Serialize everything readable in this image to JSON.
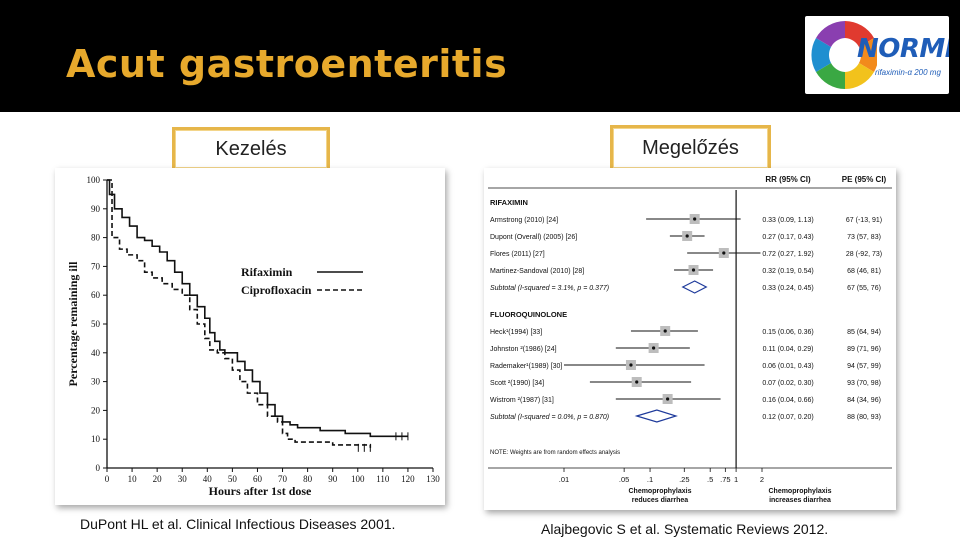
{
  "slide": {
    "title": "Acut gastroenteritis",
    "logo": {
      "name": "NORMIX",
      "subtitle": "rifaximin-α 200 mg",
      "icon": "normix-logo-icon"
    },
    "left_label": "Kezelés",
    "right_label": "Megelőzés",
    "left_citation": "DuPont HL et al. Clinical Infectious Diseases 2001.",
    "right_citation": "Alajbegovic S et al. Systematic Reviews 2012.",
    "colors": {
      "background_top": "#000000",
      "title": "#e7a92c",
      "label_border": "#e6b64a"
    }
  },
  "chart_data": [
    {
      "type": "line",
      "title": "",
      "xlabel": "Hours after 1st dose",
      "ylabel": "Percentage remaining ill",
      "xlim": [
        0,
        130
      ],
      "ylim": [
        0,
        100
      ],
      "xticks": [
        0,
        10,
        20,
        30,
        40,
        50,
        60,
        70,
        80,
        90,
        100,
        110,
        120,
        130
      ],
      "yticks": [
        0,
        10,
        20,
        30,
        40,
        50,
        60,
        70,
        80,
        90,
        100
      ],
      "legend_position": "center-right",
      "series": [
        {
          "name": "Rifaximin",
          "style": "solid",
          "points": [
            [
              0,
              100
            ],
            [
              1,
              95
            ],
            [
              3,
              90
            ],
            [
              6,
              87
            ],
            [
              9,
              84
            ],
            [
              12,
              80
            ],
            [
              15,
              79
            ],
            [
              18,
              77
            ],
            [
              21,
              75
            ],
            [
              24,
              72
            ],
            [
              27,
              68
            ],
            [
              30,
              64
            ],
            [
              33,
              60
            ],
            [
              36,
              56
            ],
            [
              39,
              52
            ],
            [
              41,
              47
            ],
            [
              43,
              44
            ],
            [
              45,
              41
            ],
            [
              47,
              40
            ],
            [
              50,
              40
            ],
            [
              52,
              37
            ],
            [
              55,
              34
            ],
            [
              58,
              30
            ],
            [
              61,
              26
            ],
            [
              64,
              22
            ],
            [
              67,
              18
            ],
            [
              70,
              16
            ],
            [
              73,
              15
            ],
            [
              76,
              14
            ],
            [
              80,
              14
            ],
            [
              85,
              13
            ],
            [
              90,
              13
            ],
            [
              95,
              12
            ],
            [
              100,
              12
            ],
            [
              105,
              11
            ],
            [
              110,
              11
            ],
            [
              120,
              11
            ]
          ]
        },
        {
          "name": "Ciprofloxacin",
          "style": "dashed",
          "points": [
            [
              0,
              100
            ],
            [
              2,
              80
            ],
            [
              5,
              76
            ],
            [
              8,
              74
            ],
            [
              12,
              72
            ],
            [
              15,
              68
            ],
            [
              18,
              66
            ],
            [
              22,
              64
            ],
            [
              26,
              62
            ],
            [
              30,
              60
            ],
            [
              33,
              55
            ],
            [
              36,
              50
            ],
            [
              39,
              45
            ],
            [
              41,
              41
            ],
            [
              44,
              40
            ],
            [
              47,
              38
            ],
            [
              50,
              34
            ],
            [
              53,
              30
            ],
            [
              56,
              26
            ],
            [
              60,
              22
            ],
            [
              64,
              18
            ],
            [
              68,
              16
            ],
            [
              70,
              12
            ],
            [
              72,
              10
            ],
            [
              75,
              9
            ],
            [
              80,
              9
            ],
            [
              85,
              9
            ],
            [
              90,
              8
            ],
            [
              95,
              8
            ],
            [
              100,
              8
            ],
            [
              105,
              7
            ]
          ]
        }
      ]
    },
    {
      "type": "forest",
      "header_rr": "RR (95% CI)",
      "header_pe": "PE (95% CI)",
      "xscale": "log",
      "xlim": [
        0.01,
        2
      ],
      "xticks": [
        ".01",
        ".05",
        ".1",
        ".25",
        ".5",
        ".75",
        "1",
        "2"
      ],
      "xtick_values": [
        0.01,
        0.05,
        0.1,
        0.25,
        0.5,
        0.75,
        1,
        2
      ],
      "reference_line": 1,
      "left_caption": "Chemoprophylaxis reduces diarrhea",
      "right_caption": "Chemoprophylaxis increases diarrhea",
      "note": "NOTE: Weights are from random effects analysis",
      "groups": [
        {
          "name": "RIFAXIMIN",
          "studies": [
            {
              "label": "Armstrong (2010) [24]",
              "rr": 0.33,
              "lo": 0.09,
              "hi": 1.13,
              "rr_text": "0.33 (0.09, 1.13)",
              "pe_text": "67 (-13, 91)"
            },
            {
              "label": "Dupont (Overall) (2005) [26]",
              "rr": 0.27,
              "lo": 0.17,
              "hi": 0.43,
              "rr_text": "0.27 (0.17, 0.43)",
              "pe_text": "73 (57, 83)"
            },
            {
              "label": "Flores (2011) [27]",
              "rr": 0.72,
              "lo": 0.27,
              "hi": 1.92,
              "rr_text": "0.72 (0.27, 1.92)",
              "pe_text": "28 (-92, 73)"
            },
            {
              "label": "Martinez-Sandoval (2010) [28]",
              "rr": 0.32,
              "lo": 0.19,
              "hi": 0.54,
              "rr_text": "0.32 (0.19, 0.54)",
              "pe_text": "68 (46, 81)"
            }
          ],
          "subtotal": {
            "label": "Subtotal  (I-squared = 3.1%, p = 0.377)",
            "rr": 0.33,
            "lo": 0.24,
            "hi": 0.45,
            "rr_text": "0.33 (0.24, 0.45)",
            "pe_text": "67 (55, 76)"
          }
        },
        {
          "name": "FLUOROQUINOLONE",
          "studies": [
            {
              "label": "Heck¹(1994) [33]",
              "rr": 0.15,
              "lo": 0.06,
              "hi": 0.36,
              "rr_text": "0.15 (0.06, 0.36)",
              "pe_text": "85 (64, 94)"
            },
            {
              "label": "Johnston ²(1986) [24]",
              "rr": 0.11,
              "lo": 0.04,
              "hi": 0.29,
              "rr_text": "0.11 (0.04, 0.29)",
              "pe_text": "89 (71, 96)"
            },
            {
              "label": "Rademaker¹(1989) [30]",
              "rr": 0.06,
              "lo": 0.01,
              "hi": 0.43,
              "rr_text": "0.06 (0.01, 0.43)",
              "pe_text": "94 (57, 99)"
            },
            {
              "label": "Scott ²(1990) [34]",
              "rr": 0.07,
              "lo": 0.02,
              "hi": 0.3,
              "rr_text": "0.07 (0.02, 0.30)",
              "pe_text": "93 (70, 98)"
            },
            {
              "label": "Wistrom ²(1987) [31]",
              "rr": 0.16,
              "lo": 0.04,
              "hi": 0.66,
              "rr_text": "0.16 (0.04, 0.66)",
              "pe_text": "84 (34, 96)"
            }
          ],
          "subtotal": {
            "label": "Subtotal  (I-squared = 0.0%, p = 0.870)",
            "rr": 0.12,
            "lo": 0.07,
            "hi": 0.2,
            "rr_text": "0.12 (0.07, 0.20)",
            "pe_text": "88 (80, 93)"
          }
        }
      ]
    }
  ]
}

• WHAT THE TASK ASKS: Pictures are to be left out; all else in the entries above is to be quoted exactly.

• FINAL ANSWER:
Serialize everything readable in this image to JSON.
{
  "slide": {
    "title": "Acut gastroenteritis",
    "logo": {
      "name": "NORMIX",
      "subtitle": "rifaximin-α 200 mg",
      "icon": "normix-logo-icon"
    },
    "left_label": "Kezelés",
    "right_label": "Megelőzés",
    "left_citation": "DuPont HL et al. Clinical Infectious Diseases 2001.",
    "right_citation": "Alajbegovic S et al. Systematic Reviews 2012.",
    "colors": {
      "background_top": "#000000",
      "title": "#e7a92c",
      "label_border": "#e6b64a"
    }
  },
  "chart_data": [
    {
      "type": "line",
      "title": "",
      "xlabel": "Hours after 1st dose",
      "ylabel": "Percentage remaining ill",
      "xlim": [
        0,
        130
      ],
      "ylim": [
        0,
        100
      ],
      "xticks": [
        0,
        10,
        20,
        30,
        40,
        50,
        60,
        70,
        80,
        90,
        100,
        110,
        120,
        130
      ],
      "yticks": [
        0,
        10,
        20,
        30,
        40,
        50,
        60,
        70,
        80,
        90,
        100
      ],
      "legend_position": "center-right",
      "series": [
        {
          "name": "Rifaximin",
          "style": "solid",
          "points": [
            [
              0,
              100
            ],
            [
              1,
              95
            ],
            [
              3,
              90
            ],
            [
              6,
              87
            ],
            [
              9,
              84
            ],
            [
              12,
              80
            ],
            [
              15,
              79
            ],
            [
              18,
              77
            ],
            [
              21,
              75
            ],
            [
              24,
              72
            ],
            [
              27,
              68
            ],
            [
              30,
              64
            ],
            [
              33,
              60
            ],
            [
              36,
              56
            ],
            [
              39,
              52
            ],
            [
              41,
              47
            ],
            [
              43,
              44
            ],
            [
              45,
              41
            ],
            [
              47,
              40
            ],
            [
              50,
              40
            ],
            [
              52,
              37
            ],
            [
              55,
              34
            ],
            [
              58,
              30
            ],
            [
              61,
              26
            ],
            [
              64,
              22
            ],
            [
              67,
              18
            ],
            [
              70,
              16
            ],
            [
              73,
              15
            ],
            [
              76,
              14
            ],
            [
              80,
              14
            ],
            [
              85,
              13
            ],
            [
              90,
              13
            ],
            [
              95,
              12
            ],
            [
              100,
              12
            ],
            [
              105,
              11
            ],
            [
              110,
              11
            ],
            [
              120,
              11
            ]
          ]
        },
        {
          "name": "Ciprofloxacin",
          "style": "dashed",
          "points": [
            [
              0,
              100
            ],
            [
              2,
              80
            ],
            [
              5,
              76
            ],
            [
              8,
              74
            ],
            [
              12,
              72
            ],
            [
              15,
              68
            ],
            [
              18,
              66
            ],
            [
              22,
              64
            ],
            [
              26,
              62
            ],
            [
              30,
              60
            ],
            [
              33,
              55
            ],
            [
              36,
              50
            ],
            [
              39,
              45
            ],
            [
              41,
              41
            ],
            [
              44,
              40
            ],
            [
              47,
              38
            ],
            [
              50,
              34
            ],
            [
              53,
              30
            ],
            [
              56,
              26
            ],
            [
              60,
              22
            ],
            [
              64,
              18
            ],
            [
              68,
              16
            ],
            [
              70,
              12
            ],
            [
              72,
              10
            ],
            [
              75,
              9
            ],
            [
              80,
              9
            ],
            [
              85,
              9
            ],
            [
              90,
              8
            ],
            [
              95,
              8
            ],
            [
              100,
              8
            ],
            [
              105,
              7
            ]
          ]
        }
      ]
    },
    {
      "type": "forest",
      "header_rr": "RR (95% CI)",
      "header_pe": "PE (95% CI)",
      "xscale": "log",
      "xlim": [
        0.01,
        2
      ],
      "xticks": [
        ".01",
        ".05",
        ".1",
        ".25",
        ".5",
        ".75",
        "1",
        "2"
      ],
      "xtick_values": [
        0.01,
        0.05,
        0.1,
        0.25,
        0.5,
        0.75,
        1,
        2
      ],
      "reference_line": 1,
      "left_caption": "Chemoprophylaxis reduces diarrhea",
      "right_caption": "Chemoprophylaxis increases diarrhea",
      "note": "NOTE: Weights are from random effects analysis",
      "groups": [
        {
          "name": "RIFAXIMIN",
          "studies": [
            {
              "label": "Armstrong (2010) [24]",
              "rr": 0.33,
              "lo": 0.09,
              "hi": 1.13,
              "rr_text": "0.33 (0.09, 1.13)",
              "pe_text": "67 (-13, 91)"
            },
            {
              "label": "Dupont (Overall) (2005) [26]",
              "rr": 0.27,
              "lo": 0.17,
              "hi": 0.43,
              "rr_text": "0.27 (0.17, 0.43)",
              "pe_text": "73 (57, 83)"
            },
            {
              "label": "Flores (2011) [27]",
              "rr": 0.72,
              "lo": 0.27,
              "hi": 1.92,
              "rr_text": "0.72 (0.27, 1.92)",
              "pe_text": "28 (-92, 73)"
            },
            {
              "label": "Martinez-Sandoval (2010) [28]",
              "rr": 0.32,
              "lo": 0.19,
              "hi": 0.54,
              "rr_text": "0.32 (0.19, 0.54)",
              "pe_text": "68 (46, 81)"
            }
          ],
          "subtotal": {
            "label": "Subtotal  (I-squared = 3.1%, p = 0.377)",
            "rr": 0.33,
            "lo": 0.24,
            "hi": 0.45,
            "rr_text": "0.33 (0.24, 0.45)",
            "pe_text": "67 (55, 76)"
          }
        },
        {
          "name": "FLUOROQUINOLONE",
          "studies": [
            {
              "label": "Heck¹(1994) [33]",
              "rr": 0.15,
              "lo": 0.06,
              "hi": 0.36,
              "rr_text": "0.15 (0.06, 0.36)",
              "pe_text": "85 (64, 94)"
            },
            {
              "label": "Johnston ²(1986) [24]",
              "rr": 0.11,
              "lo": 0.04,
              "hi": 0.29,
              "rr_text": "0.11 (0.04, 0.29)",
              "pe_text": "89 (71, 96)"
            },
            {
              "label": "Rademaker¹(1989) [30]",
              "rr": 0.06,
              "lo": 0.01,
              "hi": 0.43,
              "rr_text": "0.06 (0.01, 0.43)",
              "pe_text": "94 (57, 99)"
            },
            {
              "label": "Scott ²(1990) [34]",
              "rr": 0.07,
              "lo": 0.02,
              "hi": 0.3,
              "rr_text": "0.07 (0.02, 0.30)",
              "pe_text": "93 (70, 98)"
            },
            {
              "label": "Wistrom ²(1987) [31]",
              "rr": 0.16,
              "lo": 0.04,
              "hi": 0.66,
              "rr_text": "0.16 (0.04, 0.66)",
              "pe_text": "84 (34, 96)"
            }
          ],
          "subtotal": {
            "label": "Subtotal  (I-squared = 0.0%, p = 0.870)",
            "rr": 0.12,
            "lo": 0.07,
            "hi": 0.2,
            "rr_text": "0.12 (0.07, 0.20)",
            "pe_text": "88 (80, 93)"
          }
        }
      ]
    }
  ]
}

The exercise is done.